◆ **SET EXERCISE**:
Go through the data below and gather each line containing "heading".

-- Begin EXERCISE INPUT --

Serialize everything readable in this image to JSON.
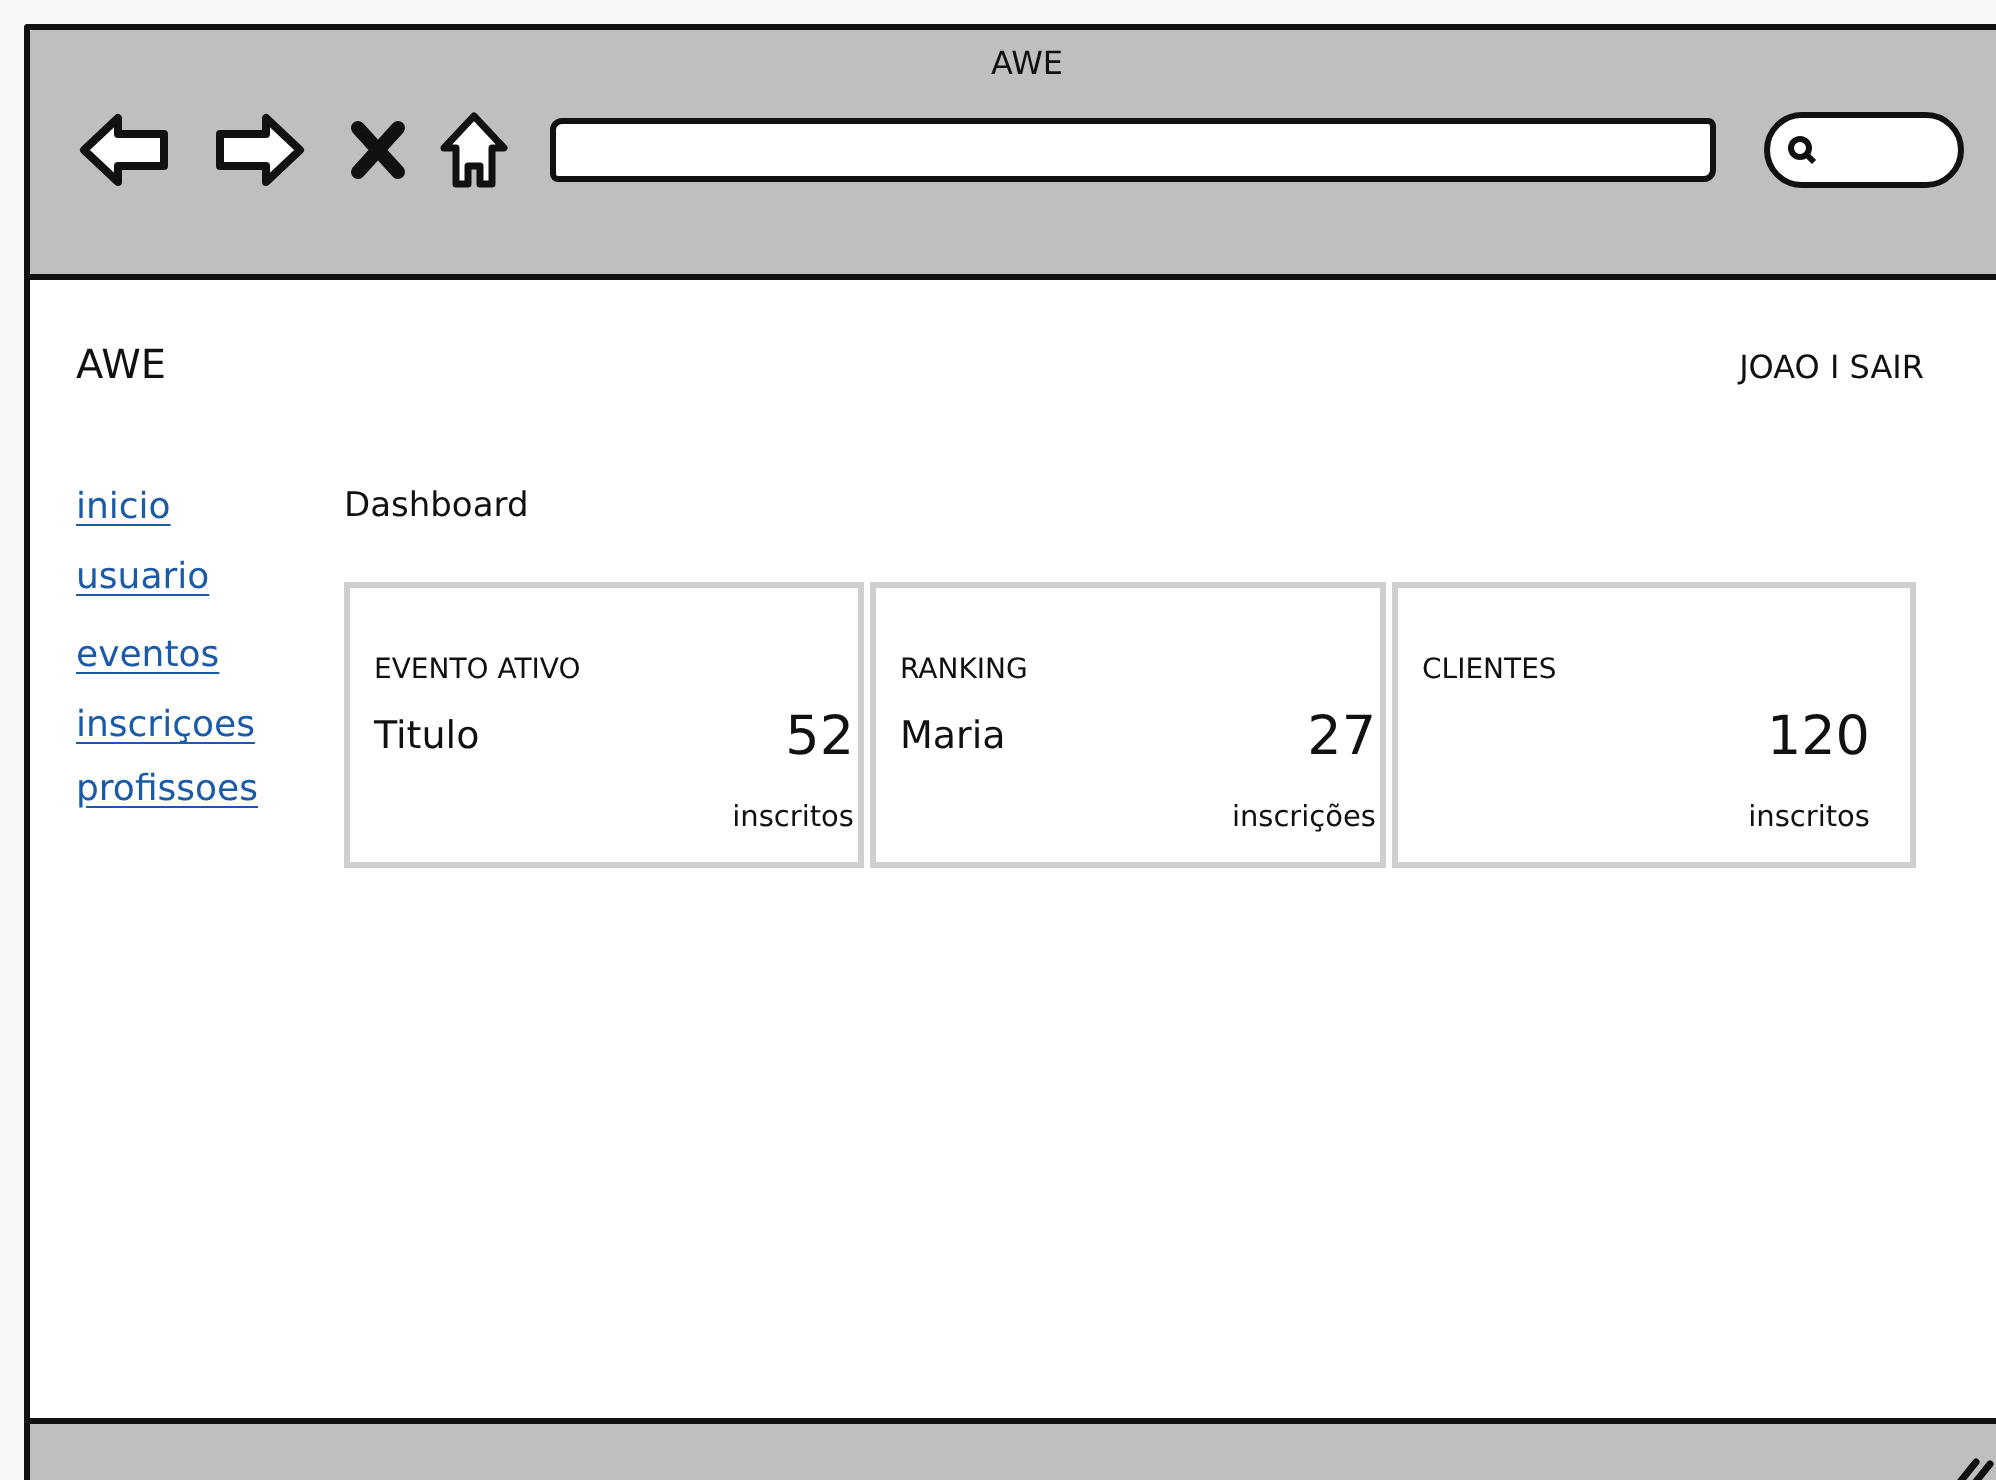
{
  "window": {
    "title": "AWE"
  },
  "header": {
    "logo": "AWE",
    "user": "JOAO I SAIR"
  },
  "sidebar": {
    "items": [
      {
        "label": "inicio"
      },
      {
        "label": "usuario"
      },
      {
        "label": "eventos"
      },
      {
        "label": "inscriçoes"
      },
      {
        "label": "profissoes"
      }
    ]
  },
  "page_title": "Dashboard",
  "cards": [
    {
      "heading": "EVENTO ATIVO",
      "subtitle": "Titulo",
      "value": "52",
      "unit": "inscritos"
    },
    {
      "heading": "RANKING",
      "subtitle": "Maria",
      "value": "27",
      "unit": "inscrições"
    },
    {
      "heading": "CLIENTES",
      "value": "120",
      "unit": "inscritos"
    }
  ]
}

-- End EXERCISE INPUT --

◆ **REPLY**:
      "heading": "EVENTO ATIVO",
      "heading": "RANKING",
      "heading": "CLIENTES",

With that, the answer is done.